### SUPPLIED DATA

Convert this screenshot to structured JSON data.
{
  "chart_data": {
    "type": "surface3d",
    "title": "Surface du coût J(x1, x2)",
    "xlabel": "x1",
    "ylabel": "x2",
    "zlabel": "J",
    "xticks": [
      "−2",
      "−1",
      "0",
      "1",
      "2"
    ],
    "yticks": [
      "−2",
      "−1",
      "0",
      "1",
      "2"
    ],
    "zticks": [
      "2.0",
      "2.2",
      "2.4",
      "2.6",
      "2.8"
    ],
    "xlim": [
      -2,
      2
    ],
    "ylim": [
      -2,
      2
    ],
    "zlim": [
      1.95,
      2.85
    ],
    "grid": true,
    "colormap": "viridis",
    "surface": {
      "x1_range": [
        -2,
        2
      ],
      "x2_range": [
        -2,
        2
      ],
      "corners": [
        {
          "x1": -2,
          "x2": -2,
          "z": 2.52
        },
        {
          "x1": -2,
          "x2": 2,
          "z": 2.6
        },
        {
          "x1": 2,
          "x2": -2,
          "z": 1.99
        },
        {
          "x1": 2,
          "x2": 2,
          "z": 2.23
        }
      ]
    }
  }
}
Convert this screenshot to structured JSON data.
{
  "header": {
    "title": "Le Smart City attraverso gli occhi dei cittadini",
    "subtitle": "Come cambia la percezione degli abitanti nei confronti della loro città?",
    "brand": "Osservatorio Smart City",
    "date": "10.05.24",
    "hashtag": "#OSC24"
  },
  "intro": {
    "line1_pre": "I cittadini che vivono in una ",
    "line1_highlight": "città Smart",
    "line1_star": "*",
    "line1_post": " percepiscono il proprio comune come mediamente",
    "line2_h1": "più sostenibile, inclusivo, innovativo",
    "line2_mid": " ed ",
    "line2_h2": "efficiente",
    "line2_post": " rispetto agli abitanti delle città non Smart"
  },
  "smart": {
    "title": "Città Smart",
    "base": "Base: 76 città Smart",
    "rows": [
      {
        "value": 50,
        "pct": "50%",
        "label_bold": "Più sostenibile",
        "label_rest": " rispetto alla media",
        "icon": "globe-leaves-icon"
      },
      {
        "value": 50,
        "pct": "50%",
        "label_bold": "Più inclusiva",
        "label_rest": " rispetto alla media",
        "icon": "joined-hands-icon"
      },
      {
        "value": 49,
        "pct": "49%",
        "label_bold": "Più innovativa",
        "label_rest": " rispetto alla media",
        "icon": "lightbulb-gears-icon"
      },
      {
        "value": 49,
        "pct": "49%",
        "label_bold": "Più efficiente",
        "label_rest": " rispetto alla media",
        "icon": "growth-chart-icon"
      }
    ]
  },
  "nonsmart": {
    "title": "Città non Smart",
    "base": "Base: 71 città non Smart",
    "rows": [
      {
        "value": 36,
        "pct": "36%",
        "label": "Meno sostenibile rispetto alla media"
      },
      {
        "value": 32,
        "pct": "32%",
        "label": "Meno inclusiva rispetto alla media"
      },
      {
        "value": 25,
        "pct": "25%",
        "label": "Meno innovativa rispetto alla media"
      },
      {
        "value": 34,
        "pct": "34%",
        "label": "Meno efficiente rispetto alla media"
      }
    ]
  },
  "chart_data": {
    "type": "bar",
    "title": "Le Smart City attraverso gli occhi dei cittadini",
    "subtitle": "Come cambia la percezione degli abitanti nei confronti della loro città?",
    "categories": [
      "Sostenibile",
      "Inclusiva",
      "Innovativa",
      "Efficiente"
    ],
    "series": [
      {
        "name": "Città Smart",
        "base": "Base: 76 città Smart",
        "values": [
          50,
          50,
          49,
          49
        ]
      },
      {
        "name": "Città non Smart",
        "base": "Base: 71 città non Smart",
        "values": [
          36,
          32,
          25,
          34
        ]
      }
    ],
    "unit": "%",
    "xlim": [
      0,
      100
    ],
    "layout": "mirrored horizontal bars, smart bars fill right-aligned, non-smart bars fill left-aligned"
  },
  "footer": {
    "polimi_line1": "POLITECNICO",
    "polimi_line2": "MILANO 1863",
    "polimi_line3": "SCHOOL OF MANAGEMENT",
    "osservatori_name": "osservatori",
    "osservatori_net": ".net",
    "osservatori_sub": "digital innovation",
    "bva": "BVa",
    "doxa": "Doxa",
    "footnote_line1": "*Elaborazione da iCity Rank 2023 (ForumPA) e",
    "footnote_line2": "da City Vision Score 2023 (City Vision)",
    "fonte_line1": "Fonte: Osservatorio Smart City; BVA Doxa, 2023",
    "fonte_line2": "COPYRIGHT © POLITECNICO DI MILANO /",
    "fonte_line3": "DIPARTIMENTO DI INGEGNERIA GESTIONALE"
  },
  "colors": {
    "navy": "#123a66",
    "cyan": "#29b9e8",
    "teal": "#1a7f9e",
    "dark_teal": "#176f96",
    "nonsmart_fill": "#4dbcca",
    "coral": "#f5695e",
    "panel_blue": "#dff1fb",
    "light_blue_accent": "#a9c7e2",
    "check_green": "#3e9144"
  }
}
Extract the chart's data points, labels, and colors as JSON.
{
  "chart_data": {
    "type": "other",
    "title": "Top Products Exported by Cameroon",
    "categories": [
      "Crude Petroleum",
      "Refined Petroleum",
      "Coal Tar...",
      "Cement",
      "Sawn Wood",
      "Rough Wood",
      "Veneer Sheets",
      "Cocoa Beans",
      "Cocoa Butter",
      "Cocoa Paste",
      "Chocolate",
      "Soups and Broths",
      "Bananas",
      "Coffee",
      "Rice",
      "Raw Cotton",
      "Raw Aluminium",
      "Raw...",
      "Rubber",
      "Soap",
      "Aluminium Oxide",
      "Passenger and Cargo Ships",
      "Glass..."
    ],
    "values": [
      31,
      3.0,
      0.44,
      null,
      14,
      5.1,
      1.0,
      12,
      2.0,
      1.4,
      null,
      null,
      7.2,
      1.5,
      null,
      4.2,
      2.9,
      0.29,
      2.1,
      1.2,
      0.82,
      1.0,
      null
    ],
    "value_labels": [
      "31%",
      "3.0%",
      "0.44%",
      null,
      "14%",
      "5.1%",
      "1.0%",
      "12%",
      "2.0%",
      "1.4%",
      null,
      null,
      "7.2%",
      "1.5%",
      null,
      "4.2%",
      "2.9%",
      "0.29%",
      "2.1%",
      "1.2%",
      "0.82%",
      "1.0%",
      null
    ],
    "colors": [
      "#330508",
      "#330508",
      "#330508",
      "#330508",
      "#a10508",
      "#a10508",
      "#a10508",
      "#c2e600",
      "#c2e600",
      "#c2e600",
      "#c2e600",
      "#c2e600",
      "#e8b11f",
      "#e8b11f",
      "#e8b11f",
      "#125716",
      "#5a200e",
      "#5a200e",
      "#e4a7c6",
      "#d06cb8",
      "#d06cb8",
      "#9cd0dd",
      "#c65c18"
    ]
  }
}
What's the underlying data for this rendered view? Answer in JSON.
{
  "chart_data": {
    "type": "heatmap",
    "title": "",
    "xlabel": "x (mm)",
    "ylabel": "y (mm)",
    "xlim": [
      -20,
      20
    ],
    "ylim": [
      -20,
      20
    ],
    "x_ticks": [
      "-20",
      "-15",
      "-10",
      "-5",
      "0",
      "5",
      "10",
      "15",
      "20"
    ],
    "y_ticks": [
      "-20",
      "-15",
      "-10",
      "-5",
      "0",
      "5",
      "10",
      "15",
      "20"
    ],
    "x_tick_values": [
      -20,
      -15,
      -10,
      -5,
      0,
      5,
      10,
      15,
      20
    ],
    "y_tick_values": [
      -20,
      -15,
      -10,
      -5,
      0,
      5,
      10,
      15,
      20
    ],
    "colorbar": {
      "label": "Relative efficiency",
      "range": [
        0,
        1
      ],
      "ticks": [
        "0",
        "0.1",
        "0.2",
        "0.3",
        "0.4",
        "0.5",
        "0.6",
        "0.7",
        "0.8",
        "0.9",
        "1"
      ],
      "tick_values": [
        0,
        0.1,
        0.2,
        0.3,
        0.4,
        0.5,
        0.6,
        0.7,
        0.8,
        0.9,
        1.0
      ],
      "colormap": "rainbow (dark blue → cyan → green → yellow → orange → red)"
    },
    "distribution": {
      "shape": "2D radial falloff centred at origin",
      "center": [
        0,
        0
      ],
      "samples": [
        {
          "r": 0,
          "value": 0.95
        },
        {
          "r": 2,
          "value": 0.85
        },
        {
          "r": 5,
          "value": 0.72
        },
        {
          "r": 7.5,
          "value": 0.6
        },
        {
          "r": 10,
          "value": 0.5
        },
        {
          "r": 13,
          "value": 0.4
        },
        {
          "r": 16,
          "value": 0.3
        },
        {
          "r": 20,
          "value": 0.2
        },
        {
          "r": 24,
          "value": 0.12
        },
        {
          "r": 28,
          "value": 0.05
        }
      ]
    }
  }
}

### JOB
List the lines of the entries that include "Petroleum".

### WRITTEN SOLUTION
      "Crude Petroleum",
      "Refined Petroleum",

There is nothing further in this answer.